» **Задание**: Напишите продолжение рецензии на роман Н. Огнева «Три измерения», начиная сразу после её последнего предложения.

*** Исходный текст

‘Три измерения Калерии Липской’, Колесникова О., Год: 1933

Время на прочтение: 5 минут(ы)

О. Колесникова

‘Три измерения Калерии Липской’

Новый роман Н. Огнева

‘Глава лирическая и заключительная’, как назвал ее автор, суммирует творческие намерения, которые поставил перед собой Огнев, работая над романом ‘Три измерения’.
В этой главе подняты большие и не разрешенные еще до конца, хотя и много раз поставленные литературой вопросы о психике интеллигента, сложившегося до революции и перенесенного Октябрем из одной эпохи в. другую. Автор говорит в ней об индивидуализме и индивидуальности, об анархизме, о никчемности и разболтанности дореволюционного интеллигента, о тяжести того наследия, которое создало предреволюционное удушье, и силе того влияния, которое внесла революция.
Основные периоды жизни своего поколения автор замыкает в ‘три одиночки’: ‘одиночку’ в тюрьме (1905 год), ‘одиночку’-индивидуалиста, смакующего свою отрешенность в годы, предшествовавшие революции, и ‘одиночку’-интеллигента, развенчавшего индивидуализм, но не познавшего еще ‘чувства общности’ после революции, несмотря на свою способность в эти годы искренне и преданно бороться в рядах Красной армии, бороться за культурную революцию и разделять стремления авангарда мирового пролетариата.
‘Еще три года назад (роман закончен в 1932 году) дело доходило до того,—пишет о себе автор,— что, стоя на тротуаре, ощущал проходившую демонстрацию чужой, не своей’. ‘Понадобилось три года общественной работы, чтобы вырвать одиночку с корнем’,— пишет он дальше. Теперь ‘…чувство общности поселилось во мне прочно и навсегда’.
Конечно, автор упростил вопрос о переделке сознания интеллигента. Конечно, три года общественной работы не вырывают еще одиночку с корнем.
Процесс переделки сознания значительно сложнее, многообразнее: Огнев упростил его, несмотря на то, что самый анализ сознания интеллигента, еще замкнутого в ‘одиночках’, дан им хотя и бегло, но правильно.
Вскрыть сложность, пестроту, запутанность психики, сложившейся в условиях дореволюционного уклада, обнажить ‘корни этой путаницы’, последить за теми глубокими процессами, которые перестраивают сознание человека в новых условиях, значило для Н. Огнева выполнить одну из очень больших задач, которые ставит жизнь перед художником.
Но, к сожалению, вопросы, намеченные Н. Огневым в ‘Главе лирической и заключительной’, не нашли своего отражения в романе. Автор не нащупал такого центра, в котором сгруппировались бы наиболее характерные для сознания интеллигента признаки, и потому заключительная глава романа больше говорит о намерениях, чем об осуществленном.
Черты предреволюционной интеллигенции Н. Огнев собрал в образе своей героини Калерии Липской.

******
*** Приведённые строки

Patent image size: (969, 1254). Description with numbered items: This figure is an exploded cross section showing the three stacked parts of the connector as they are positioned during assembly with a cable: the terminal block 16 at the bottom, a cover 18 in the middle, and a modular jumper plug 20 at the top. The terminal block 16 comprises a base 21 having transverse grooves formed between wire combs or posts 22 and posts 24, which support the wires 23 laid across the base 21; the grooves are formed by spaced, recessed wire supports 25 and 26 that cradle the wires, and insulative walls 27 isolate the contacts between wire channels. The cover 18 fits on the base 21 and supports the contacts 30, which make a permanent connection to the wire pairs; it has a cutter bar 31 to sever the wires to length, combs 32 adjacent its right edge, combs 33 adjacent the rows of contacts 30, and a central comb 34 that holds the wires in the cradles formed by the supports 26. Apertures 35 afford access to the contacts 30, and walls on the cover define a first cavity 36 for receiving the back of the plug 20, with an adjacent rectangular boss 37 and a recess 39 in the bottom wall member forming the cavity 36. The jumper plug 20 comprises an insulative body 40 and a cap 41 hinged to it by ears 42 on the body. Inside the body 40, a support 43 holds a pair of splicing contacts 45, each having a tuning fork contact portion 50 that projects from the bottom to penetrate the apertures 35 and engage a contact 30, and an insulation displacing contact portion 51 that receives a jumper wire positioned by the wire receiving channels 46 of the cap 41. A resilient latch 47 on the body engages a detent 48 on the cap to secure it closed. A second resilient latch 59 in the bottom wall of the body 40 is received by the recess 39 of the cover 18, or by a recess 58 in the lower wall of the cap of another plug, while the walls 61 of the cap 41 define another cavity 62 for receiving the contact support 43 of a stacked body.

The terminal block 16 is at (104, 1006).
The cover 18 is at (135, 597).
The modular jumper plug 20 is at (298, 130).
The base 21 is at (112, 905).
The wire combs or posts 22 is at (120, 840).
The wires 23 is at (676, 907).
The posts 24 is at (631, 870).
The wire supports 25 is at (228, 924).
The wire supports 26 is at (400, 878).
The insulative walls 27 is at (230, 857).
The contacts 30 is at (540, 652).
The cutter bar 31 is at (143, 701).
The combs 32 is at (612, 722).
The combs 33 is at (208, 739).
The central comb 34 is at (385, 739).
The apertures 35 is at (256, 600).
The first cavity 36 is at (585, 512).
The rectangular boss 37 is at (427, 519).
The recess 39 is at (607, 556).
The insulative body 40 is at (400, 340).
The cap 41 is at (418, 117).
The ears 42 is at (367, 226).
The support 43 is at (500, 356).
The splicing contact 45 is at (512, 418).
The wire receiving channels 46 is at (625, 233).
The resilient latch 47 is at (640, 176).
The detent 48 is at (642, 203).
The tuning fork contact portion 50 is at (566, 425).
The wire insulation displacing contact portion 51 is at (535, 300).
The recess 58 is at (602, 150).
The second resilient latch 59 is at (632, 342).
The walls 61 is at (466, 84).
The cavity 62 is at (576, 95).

******

» **Результат**:
Проследить за .тем, как борется наследие прошлого с влиянием настоящего в психике женщины, взять в поле зрения те процессы, которые внесла в сознание женщины революция, сознание, загнанное в интимное, в ‘одиночку любви и потери’, и проследить, как в революции формировалась женщина, способная к борьбе за свою индивидуальность, за свое место в обществе, в работе,—все это достойно очень вдумчивого внимания художника и вместе с тем очень глухо и очень упрощенно затронуто советской литературой.
Читая начало ‘Трех измерений’ — ‘вступление о почерках’, невольно ждешь, что хоть часть этих вопросов затронет автор. Однако с первых же страниц дневника его героини становится ясным, что отстранил от себя их и Н. Огнев.
Калерия Липская — примитивная и тусклая барышня, перелиставшая, как видно, в погоне за модой Штирнера, смакующая Сологуба и замирающая над ‘Тьмой’ Леонида Андреева.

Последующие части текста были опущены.